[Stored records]
--*--

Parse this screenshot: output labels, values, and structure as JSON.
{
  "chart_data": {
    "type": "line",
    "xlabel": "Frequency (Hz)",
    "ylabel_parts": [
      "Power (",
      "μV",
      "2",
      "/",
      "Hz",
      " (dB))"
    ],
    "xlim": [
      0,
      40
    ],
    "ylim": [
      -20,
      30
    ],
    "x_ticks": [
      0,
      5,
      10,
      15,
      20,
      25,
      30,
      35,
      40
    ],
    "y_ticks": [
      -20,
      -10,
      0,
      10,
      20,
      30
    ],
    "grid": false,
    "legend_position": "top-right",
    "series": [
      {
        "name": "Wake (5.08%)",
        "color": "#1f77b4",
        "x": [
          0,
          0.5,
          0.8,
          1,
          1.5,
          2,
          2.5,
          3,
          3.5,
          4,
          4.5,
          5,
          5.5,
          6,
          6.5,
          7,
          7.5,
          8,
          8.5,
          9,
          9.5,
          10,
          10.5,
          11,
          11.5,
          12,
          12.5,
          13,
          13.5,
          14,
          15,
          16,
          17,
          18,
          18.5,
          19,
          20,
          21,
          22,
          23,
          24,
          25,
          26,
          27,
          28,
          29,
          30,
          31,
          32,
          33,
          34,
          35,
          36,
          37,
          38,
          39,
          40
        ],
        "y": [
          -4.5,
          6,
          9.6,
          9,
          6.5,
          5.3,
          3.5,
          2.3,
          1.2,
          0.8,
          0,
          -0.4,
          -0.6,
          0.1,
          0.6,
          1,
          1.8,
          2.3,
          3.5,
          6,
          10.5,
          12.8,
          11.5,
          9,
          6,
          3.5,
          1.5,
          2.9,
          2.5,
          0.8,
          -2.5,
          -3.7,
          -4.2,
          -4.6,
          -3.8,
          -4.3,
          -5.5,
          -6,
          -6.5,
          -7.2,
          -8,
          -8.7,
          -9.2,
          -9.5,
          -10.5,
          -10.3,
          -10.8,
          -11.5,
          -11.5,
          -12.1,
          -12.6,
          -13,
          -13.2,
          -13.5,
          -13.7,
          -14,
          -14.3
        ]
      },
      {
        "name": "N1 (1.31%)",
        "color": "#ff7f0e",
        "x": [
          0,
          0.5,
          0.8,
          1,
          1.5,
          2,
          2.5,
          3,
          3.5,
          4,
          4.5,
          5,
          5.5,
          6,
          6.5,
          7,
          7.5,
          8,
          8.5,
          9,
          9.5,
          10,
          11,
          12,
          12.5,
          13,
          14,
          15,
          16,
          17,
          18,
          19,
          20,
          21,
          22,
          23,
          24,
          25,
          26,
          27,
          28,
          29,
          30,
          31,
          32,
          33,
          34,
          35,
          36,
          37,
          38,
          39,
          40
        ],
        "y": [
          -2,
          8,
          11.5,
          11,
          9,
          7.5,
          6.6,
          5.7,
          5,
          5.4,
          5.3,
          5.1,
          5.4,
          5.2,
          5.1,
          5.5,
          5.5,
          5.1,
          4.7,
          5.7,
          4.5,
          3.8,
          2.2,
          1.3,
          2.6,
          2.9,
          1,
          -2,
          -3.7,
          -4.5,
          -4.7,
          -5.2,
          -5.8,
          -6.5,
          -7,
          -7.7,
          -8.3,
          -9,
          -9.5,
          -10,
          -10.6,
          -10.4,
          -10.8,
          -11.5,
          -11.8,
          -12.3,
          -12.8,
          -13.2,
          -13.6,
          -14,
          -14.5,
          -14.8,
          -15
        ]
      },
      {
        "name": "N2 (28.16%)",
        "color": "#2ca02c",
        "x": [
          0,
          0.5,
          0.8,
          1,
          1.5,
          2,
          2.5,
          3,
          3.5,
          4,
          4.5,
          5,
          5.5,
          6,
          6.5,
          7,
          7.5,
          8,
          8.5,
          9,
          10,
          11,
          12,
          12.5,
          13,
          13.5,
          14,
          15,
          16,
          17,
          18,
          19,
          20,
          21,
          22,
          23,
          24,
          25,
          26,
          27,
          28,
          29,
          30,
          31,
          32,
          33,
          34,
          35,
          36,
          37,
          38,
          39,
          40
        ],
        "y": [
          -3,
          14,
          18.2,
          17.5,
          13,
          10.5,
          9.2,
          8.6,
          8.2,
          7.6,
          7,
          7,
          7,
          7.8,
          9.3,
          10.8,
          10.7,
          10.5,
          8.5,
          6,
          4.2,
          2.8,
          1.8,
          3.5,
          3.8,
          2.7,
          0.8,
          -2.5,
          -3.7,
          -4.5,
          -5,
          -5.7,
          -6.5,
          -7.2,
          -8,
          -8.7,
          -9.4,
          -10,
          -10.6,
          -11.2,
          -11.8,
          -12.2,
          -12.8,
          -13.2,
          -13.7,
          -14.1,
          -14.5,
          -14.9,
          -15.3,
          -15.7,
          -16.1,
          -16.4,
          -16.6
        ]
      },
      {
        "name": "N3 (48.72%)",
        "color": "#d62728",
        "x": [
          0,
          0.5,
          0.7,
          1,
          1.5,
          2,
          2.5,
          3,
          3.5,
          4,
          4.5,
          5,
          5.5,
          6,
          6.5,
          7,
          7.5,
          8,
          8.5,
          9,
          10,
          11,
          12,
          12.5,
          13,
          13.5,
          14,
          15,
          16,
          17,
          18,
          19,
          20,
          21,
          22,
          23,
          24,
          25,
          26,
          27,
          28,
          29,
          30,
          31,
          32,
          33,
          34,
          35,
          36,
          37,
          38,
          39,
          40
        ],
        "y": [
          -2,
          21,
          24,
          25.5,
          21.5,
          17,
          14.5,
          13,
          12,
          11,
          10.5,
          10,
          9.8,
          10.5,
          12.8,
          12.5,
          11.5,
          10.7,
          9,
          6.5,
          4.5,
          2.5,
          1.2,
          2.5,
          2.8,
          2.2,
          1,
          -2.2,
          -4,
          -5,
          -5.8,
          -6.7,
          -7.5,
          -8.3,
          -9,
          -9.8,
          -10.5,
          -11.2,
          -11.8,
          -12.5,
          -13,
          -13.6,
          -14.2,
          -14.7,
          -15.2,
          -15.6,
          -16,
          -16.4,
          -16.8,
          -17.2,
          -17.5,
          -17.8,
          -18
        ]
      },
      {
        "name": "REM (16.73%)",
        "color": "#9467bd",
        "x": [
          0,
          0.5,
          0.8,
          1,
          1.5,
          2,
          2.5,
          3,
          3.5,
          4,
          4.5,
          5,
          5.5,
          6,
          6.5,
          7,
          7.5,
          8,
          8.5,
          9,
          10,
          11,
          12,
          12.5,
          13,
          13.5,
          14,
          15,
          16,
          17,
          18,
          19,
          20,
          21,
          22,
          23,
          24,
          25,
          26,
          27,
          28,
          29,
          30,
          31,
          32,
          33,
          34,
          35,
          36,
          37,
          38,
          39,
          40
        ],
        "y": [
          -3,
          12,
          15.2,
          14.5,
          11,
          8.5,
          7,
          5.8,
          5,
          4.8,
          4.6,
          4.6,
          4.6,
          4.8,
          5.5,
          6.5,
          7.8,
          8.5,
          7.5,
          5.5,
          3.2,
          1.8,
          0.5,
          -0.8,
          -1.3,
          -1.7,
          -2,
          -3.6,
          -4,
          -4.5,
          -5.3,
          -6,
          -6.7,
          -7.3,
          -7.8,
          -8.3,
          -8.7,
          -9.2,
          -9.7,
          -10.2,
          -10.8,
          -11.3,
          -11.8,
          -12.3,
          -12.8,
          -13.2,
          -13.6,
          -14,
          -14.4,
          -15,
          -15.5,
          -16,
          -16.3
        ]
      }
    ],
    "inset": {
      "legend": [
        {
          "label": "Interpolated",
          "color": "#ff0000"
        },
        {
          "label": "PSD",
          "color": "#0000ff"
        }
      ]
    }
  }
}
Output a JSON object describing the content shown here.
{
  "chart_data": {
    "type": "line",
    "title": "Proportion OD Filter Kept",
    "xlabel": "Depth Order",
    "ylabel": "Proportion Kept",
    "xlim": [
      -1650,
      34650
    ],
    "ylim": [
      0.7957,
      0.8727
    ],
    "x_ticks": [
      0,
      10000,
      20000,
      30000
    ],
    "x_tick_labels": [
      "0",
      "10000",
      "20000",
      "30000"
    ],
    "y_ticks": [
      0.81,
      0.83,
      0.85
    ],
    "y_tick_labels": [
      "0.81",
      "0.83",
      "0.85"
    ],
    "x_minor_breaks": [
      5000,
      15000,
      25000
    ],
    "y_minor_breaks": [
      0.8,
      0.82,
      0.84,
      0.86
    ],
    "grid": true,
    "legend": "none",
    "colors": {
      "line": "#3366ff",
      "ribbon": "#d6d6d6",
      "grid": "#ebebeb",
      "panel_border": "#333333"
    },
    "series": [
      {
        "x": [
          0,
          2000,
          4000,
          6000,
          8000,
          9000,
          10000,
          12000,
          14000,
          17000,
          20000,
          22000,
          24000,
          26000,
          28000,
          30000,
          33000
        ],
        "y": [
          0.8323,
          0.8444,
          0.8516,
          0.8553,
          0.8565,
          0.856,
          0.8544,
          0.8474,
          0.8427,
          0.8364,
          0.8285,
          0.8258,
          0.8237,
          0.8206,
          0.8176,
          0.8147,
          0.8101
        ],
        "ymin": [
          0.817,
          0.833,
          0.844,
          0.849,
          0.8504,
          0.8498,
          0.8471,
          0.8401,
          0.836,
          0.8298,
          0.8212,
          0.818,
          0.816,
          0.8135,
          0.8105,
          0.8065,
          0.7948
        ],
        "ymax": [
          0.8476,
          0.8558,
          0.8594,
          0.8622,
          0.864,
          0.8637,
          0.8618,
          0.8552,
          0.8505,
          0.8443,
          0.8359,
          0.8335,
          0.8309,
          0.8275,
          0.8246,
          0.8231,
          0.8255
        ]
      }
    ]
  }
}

--*--

• **TASK PROMPT**
Each line containing the word "Proportion" counts once; report the total alone.

• **SOLUTION BELOW**
2